Stored data
-- start --

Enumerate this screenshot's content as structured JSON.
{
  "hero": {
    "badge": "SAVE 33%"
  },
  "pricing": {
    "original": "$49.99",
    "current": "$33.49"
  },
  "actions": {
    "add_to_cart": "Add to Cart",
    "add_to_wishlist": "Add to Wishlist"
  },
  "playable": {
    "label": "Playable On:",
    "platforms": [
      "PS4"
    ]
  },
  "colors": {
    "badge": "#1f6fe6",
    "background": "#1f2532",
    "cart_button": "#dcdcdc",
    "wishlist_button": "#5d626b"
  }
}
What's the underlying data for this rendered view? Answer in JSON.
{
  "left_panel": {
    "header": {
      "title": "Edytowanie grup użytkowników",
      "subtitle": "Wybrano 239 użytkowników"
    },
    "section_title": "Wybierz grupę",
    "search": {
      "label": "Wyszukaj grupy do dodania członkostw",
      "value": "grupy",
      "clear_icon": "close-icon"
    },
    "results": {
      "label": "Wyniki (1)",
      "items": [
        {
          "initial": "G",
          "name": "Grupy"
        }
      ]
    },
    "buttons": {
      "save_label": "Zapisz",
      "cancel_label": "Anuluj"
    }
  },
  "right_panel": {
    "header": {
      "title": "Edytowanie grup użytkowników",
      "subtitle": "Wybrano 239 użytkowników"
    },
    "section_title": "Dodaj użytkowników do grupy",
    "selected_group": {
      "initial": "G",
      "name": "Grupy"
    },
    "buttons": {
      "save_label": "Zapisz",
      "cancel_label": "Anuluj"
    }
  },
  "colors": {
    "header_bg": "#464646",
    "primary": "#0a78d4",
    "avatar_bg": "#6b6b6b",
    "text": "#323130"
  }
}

-- end --

STATED PROBLEM -
Reproduce each entry from the records above, character for character.

FINISHED ANSWER -
Enumerate this screenshot's content as structured JSON.
{
  "hero": {
    "badge": "SAVE 33%"
  },
  "pricing": {
    "original": "$49.99",
    "current": "$33.49"
  },
  "actions": {
    "add_to_cart": "Add to Cart",
    "add_to_wishlist": "Add to Wishlist"
  },
  "playable": {
    "label": "Playable On:",
    "platforms": [
      "PS4"
    ]
  },
  "colors": {
    "badge": "#1f6fe6",
    "background": "#1f2532",
    "cart_button": "#dcdcdc",
    "wishlist_button": "#5d626b"
  }
}
What's the underlying data for this rendered view? Answer in JSON.
{
  "left_panel": {
    "header": {
      "title": "Edytowanie grup użytkowników",
      "subtitle": "Wybrano 239 użytkowników"
    },
    "section_title": "Wybierz grupę",
    "search": {
      "label": "Wyszukaj grupy do dodania członkostw",
      "value": "grupy",
      "clear_icon": "close-icon"
    },
    "results": {
      "label": "Wyniki (1)",
      "items": [
        {
          "initial": "G",
          "name": "Grupy"
        }
      ]
    },
    "buttons": {
      "save_label": "Zapisz",
      "cancel_label": "Anuluj"
    }
  },
  "right_panel": {
    "header": {
      "title": "Edytowanie grup użytkowników",
      "subtitle": "Wybrano 239 użytkowników"
    },
    "section_title": "Dodaj użytkowników do grupy",
    "selected_group": {
      "initial": "G",
      "name": "Grupy"
    },
    "buttons": {
      "save_label": "Zapisz",
      "cancel_label": "Anuluj"
    }
  },
  "colors": {
    "header_bg": "#464646",
    "primary": "#0a78d4",
    "avatar_bg": "#6b6b6b",
    "text": "#323130"
  }
}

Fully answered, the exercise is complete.